Material:
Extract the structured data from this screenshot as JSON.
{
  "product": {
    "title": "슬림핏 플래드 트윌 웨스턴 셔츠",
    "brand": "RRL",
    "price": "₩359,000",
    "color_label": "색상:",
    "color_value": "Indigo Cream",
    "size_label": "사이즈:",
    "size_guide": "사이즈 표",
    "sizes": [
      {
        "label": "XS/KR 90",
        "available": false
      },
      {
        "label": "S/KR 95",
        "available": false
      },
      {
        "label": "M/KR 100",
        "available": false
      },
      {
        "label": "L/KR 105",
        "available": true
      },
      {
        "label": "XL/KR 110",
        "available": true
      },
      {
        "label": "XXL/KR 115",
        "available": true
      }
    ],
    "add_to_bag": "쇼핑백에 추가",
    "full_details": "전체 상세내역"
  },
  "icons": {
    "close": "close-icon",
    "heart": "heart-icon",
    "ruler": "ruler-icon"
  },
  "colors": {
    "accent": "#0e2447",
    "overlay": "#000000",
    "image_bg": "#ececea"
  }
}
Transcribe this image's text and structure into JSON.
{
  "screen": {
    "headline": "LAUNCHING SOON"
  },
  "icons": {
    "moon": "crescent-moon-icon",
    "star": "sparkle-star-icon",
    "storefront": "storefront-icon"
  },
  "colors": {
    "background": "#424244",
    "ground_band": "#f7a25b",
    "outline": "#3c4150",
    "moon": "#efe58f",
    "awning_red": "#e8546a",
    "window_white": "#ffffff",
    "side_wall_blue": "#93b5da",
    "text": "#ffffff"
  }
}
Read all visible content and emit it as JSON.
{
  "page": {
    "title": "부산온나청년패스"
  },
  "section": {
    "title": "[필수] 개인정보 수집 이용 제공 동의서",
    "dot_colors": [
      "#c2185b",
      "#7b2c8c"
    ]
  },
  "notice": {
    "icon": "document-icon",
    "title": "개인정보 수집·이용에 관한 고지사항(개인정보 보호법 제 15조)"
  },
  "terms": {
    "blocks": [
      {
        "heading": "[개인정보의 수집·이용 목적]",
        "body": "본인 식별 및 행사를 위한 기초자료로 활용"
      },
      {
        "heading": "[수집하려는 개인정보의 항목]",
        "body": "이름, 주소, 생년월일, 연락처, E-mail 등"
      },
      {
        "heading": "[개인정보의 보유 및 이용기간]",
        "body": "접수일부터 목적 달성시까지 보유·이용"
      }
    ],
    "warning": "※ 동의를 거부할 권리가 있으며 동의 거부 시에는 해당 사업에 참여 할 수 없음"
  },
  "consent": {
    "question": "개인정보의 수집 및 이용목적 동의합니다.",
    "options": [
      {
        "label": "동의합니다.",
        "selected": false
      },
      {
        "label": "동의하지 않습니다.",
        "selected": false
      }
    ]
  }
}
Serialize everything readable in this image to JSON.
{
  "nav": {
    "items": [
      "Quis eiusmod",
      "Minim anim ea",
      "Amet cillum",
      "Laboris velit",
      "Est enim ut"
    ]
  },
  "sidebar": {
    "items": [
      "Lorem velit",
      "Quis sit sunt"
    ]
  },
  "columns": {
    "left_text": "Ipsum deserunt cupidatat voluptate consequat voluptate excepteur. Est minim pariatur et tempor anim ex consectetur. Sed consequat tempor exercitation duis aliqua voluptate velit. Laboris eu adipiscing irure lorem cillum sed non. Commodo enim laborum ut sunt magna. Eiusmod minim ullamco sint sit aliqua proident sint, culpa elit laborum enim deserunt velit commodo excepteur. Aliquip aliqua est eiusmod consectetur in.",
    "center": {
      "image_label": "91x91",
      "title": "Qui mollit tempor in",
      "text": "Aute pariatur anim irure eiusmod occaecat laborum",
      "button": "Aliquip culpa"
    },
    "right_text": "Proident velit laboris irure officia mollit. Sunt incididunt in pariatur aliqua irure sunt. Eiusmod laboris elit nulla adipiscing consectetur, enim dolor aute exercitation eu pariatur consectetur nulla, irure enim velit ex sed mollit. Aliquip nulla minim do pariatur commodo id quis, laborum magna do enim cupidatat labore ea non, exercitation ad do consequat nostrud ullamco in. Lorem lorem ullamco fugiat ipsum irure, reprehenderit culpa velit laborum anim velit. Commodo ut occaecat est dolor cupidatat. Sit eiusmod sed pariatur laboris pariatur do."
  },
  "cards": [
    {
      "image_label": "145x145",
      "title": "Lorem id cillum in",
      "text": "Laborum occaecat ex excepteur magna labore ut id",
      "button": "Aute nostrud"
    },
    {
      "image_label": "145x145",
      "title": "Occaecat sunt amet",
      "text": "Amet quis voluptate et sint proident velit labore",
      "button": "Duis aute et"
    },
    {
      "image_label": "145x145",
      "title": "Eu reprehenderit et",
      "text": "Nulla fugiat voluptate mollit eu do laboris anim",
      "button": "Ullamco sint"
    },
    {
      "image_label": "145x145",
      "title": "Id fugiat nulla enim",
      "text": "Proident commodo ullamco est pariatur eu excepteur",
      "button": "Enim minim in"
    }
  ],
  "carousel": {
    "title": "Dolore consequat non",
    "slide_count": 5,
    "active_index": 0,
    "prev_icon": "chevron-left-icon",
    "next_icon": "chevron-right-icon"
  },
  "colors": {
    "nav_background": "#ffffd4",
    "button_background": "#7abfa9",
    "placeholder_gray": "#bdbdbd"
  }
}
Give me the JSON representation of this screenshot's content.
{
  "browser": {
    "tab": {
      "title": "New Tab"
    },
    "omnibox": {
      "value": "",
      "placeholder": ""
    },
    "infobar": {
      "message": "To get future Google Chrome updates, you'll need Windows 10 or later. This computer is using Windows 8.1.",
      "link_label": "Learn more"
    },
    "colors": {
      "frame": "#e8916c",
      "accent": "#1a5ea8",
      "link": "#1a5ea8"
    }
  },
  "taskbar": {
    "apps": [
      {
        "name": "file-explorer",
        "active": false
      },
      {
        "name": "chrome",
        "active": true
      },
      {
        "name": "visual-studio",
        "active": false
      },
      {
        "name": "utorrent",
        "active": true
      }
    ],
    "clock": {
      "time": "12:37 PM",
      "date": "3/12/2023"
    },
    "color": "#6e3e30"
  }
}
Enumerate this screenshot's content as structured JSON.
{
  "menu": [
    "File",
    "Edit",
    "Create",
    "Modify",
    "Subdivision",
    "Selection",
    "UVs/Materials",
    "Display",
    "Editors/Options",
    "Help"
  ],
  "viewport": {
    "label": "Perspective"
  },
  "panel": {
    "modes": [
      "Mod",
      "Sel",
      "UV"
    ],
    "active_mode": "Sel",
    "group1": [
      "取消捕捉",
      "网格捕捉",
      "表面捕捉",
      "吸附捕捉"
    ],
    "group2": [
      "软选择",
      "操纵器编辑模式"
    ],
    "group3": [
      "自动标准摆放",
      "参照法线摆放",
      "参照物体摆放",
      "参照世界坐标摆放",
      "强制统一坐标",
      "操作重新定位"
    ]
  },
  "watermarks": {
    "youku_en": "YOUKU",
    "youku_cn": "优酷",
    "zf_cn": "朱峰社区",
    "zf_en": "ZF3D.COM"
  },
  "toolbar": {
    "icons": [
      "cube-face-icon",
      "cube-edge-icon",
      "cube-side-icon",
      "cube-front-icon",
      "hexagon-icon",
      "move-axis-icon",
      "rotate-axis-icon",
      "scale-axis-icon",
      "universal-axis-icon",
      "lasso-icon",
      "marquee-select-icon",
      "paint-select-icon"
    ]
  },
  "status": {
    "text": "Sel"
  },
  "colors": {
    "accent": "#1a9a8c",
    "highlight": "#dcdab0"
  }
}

Given problem: Reproduce the entire listing word for word.

In response:
Extract the structured data from this screenshot as JSON.
{
  "product": {
    "title": "슬림핏 플래드 트윌 웨스턴 셔츠",
    "brand": "RRL",
    "price": "₩359,000",
    "color_label": "색상:",
    "color_value": "Indigo Cream",
    "size_label": "사이즈:",
    "size_guide": "사이즈 표",
    "sizes": [
      {
        "label": "XS/KR 90",
        "available": false
      },
      {
        "label": "S/KR 95",
        "available": false
      },
      {
        "label": "M/KR 100",
        "available": false
      },
      {
        "label": "L/KR 105",
        "available": true
      },
      {
        "label": "XL/KR 110",
        "available": true
      },
      {
        "label": "XXL/KR 115",
        "available": true
      }
    ],
    "add_to_bag": "쇼핑백에 추가",
    "full_details": "전체 상세내역"
  },
  "icons": {
    "close": "close-icon",
    "heart": "heart-icon",
    "ruler": "ruler-icon"
  },
  "colors": {
    "accent": "#0e2447",
    "overlay": "#000000",
    "image_bg": "#ececea"
  }
}
Transcribe this image's text and structure into JSON.
{
  "screen": {
    "headline": "LAUNCHING SOON"
  },
  "icons": {
    "moon": "crescent-moon-icon",
    "star": "sparkle-star-icon",
    "storefront": "storefront-icon"
  },
  "colors": {
    "background": "#424244",
    "ground_band": "#f7a25b",
    "outline": "#3c4150",
    "moon": "#efe58f",
    "awning_red": "#e8546a",
    "window_white": "#ffffff",
    "side_wall_blue": "#93b5da",
    "text": "#ffffff"
  }
}
Read all visible content and emit it as JSON.
{
  "page": {
    "title": "부산온나청년패스"
  },
  "section": {
    "title": "[필수] 개인정보 수집 이용 제공 동의서",
    "dot_colors": [
      "#c2185b",
      "#7b2c8c"
    ]
  },
  "notice": {
    "icon": "document-icon",
    "title": "개인정보 수집·이용에 관한 고지사항(개인정보 보호법 제 15조)"
  },
  "terms": {
    "blocks": [
      {
        "heading": "[개인정보의 수집·이용 목적]",
        "body": "본인 식별 및 행사를 위한 기초자료로 활용"
      },
      {
        "heading": "[수집하려는 개인정보의 항목]",
        "body": "이름, 주소, 생년월일, 연락처, E-mail 등"
      },
      {
        "heading": "[개인정보의 보유 및 이용기간]",
        "body": "접수일부터 목적 달성시까지 보유·이용"
      }
    ],
    "warning": "※ 동의를 거부할 권리가 있으며 동의 거부 시에는 해당 사업에 참여 할 수 없음"
  },
  "consent": {
    "question": "개인정보의 수집 및 이용목적 동의합니다.",
    "options": [
      {
        "label": "동의합니다.",
        "selected": false
      },
      {
        "label": "동의하지 않습니다.",
        "selected": false
      }
    ]
  }
}
Serialize everything readable in this image to JSON.
{
  "nav": {
    "items": [
      "Quis eiusmod",
      "Minim anim ea",
      "Amet cillum",
      "Laboris velit",
      "Est enim ut"
    ]
  },
  "sidebar": {
    "items": [
      "Lorem velit",
      "Quis sit sunt"
    ]
  },
  "columns": {
    "left_text": "Ipsum deserunt cupidatat voluptate consequat voluptate excepteur. Est minim pariatur et tempor anim ex consectetur. Sed consequat tempor exercitation duis aliqua voluptate velit. Laboris eu adipiscing irure lorem cillum sed non. Commodo enim laborum ut sunt magna. Eiusmod minim ullamco sint sit aliqua proident sint, culpa elit laborum enim deserunt velit commodo excepteur. Aliquip aliqua est eiusmod consectetur in.",
    "center": {
      "image_label": "91x91",
      "title": "Qui mollit tempor in",
      "text": "Aute pariatur anim irure eiusmod occaecat laborum",
      "button": "Aliquip culpa"
    },
    "right_text": "Proident velit laboris irure officia mollit. Sunt incididunt in pariatur aliqua irure sunt. Eiusmod laboris elit nulla adipiscing consectetur, enim dolor aute exercitation eu pariatur consectetur nulla, irure enim velit ex sed mollit. Aliquip nulla minim do pariatur commodo id quis, laborum magna do enim cupidatat labore ea non, exercitation ad do consequat nostrud ullamco in. Lorem lorem ullamco fugiat ipsum irure, reprehenderit culpa velit laborum anim velit. Commodo ut occaecat est dolor cupidatat. Sit eiusmod sed pariatur laboris pariatur do."
  },
  "cards": [
    {
      "image_label": "145x145",
      "title": "Lorem id cillum in",
      "text": "Laborum occaecat ex excepteur magna labore ut id",
      "button": "Aute nostrud"
    },
    {
      "image_label": "145x145",
      "title": "Occaecat sunt amet",
      "text": "Amet quis voluptate et sint proident velit labore",
      "button": "Duis aute et"
    },
    {
      "image_label": "145x145",
      "title": "Eu reprehenderit et",
      "text": "Nulla fugiat voluptate mollit eu do laboris anim",
      "button": "Ullamco sint"
    },
    {
      "image_label": "145x145",
      "title": "Id fugiat nulla enim",
      "text": "Proident commodo ullamco est pariatur eu excepteur",
      "button": "Enim minim in"
    }
  ],
  "carousel": {
    "title": "Dolore consequat non",
    "slide_count": 5,
    "active_index": 0,
    "prev_icon": "chevron-left-icon",
    "next_icon": "chevron-right-icon"
  },
  "colors": {
    "nav_background": "#ffffd4",
    "button_background": "#7abfa9",
    "placeholder_gray": "#bdbdbd"
  }
}
Give me the JSON representation of this screenshot's content.
{
  "browser": {
    "tab": {
      "title": "New Tab"
    },
    "omnibox": {
      "value": "",
      "placeholder": ""
    },
    "infobar": {
      "message": "To get future Google Chrome updates, you'll need Windows 10 or later. This computer is using Windows 8.1.",
      "link_label": "Learn more"
    },
    "colors": {
      "frame": "#e8916c",
      "accent": "#1a5ea8",
      "link": "#1a5ea8"
    }
  },
  "taskbar": {
    "apps": [
      {
        "name": "file-explorer",
        "active": false
      },
      {
        "name": "chrome",
        "active": true
      },
      {
        "name": "visual-studio",
        "active": false
      },
      {
        "name": "utorrent",
        "active": true
      }
    ],
    "clock": {
      "time": "12:37 PM",
      "date": "3/12/2023"
    },
    "color": "#6e3e30"
  }
}
Enumerate this screenshot's content as structured JSON.
{
  "menu": [
    "File",
    "Edit",
    "Create",
    "Modify",
    "Subdivision",
    "Selection",
    "UVs/Materials",
    "Display",
    "Editors/Options",
    "Help"
  ],
  "viewport": {
    "label": "Perspective"
  },
  "panel": {
    "modes": [
      "Mod",
      "Sel",
      "UV"
    ],
    "active_mode": "Sel",
    "group1": [
      "取消捕捉",
      "网格捕捉",
      "表面捕捉",
      "吸附捕捉"
    ],
    "group2": [
      "软选择",
      "操纵器编辑模式"
    ],
    "group3": [
      "自动标准摆放",
      "参照法线摆放",
      "参照物体摆放",
      "参照世界坐标摆放",
      "强制统一坐标",
      "操作重新定位"
    ]
  },
  "watermarks": {
    "youku_en": "YOUKU",
    "youku_cn": "优酷",
    "zf_cn": "朱峰社区",
    "zf_en": "ZF3D.COM"
  },
  "toolbar": {
    "icons": [
      "cube-face-icon",
      "cube-edge-icon",
      "cube-side-icon",
      "cube-front-icon",
      "hexagon-icon",
      "move-axis-icon",
      "rotate-axis-icon",
      "scale-axis-icon",
      "universal-axis-icon",
      "lasso-icon",
      "marquee-select-icon",
      "paint-select-icon"
    ]
  },
  "status": {
    "text": "Sel"
  },
  "colors": {
    "accent": "#1a9a8c",
    "highlight": "#dcdab0"
  }
}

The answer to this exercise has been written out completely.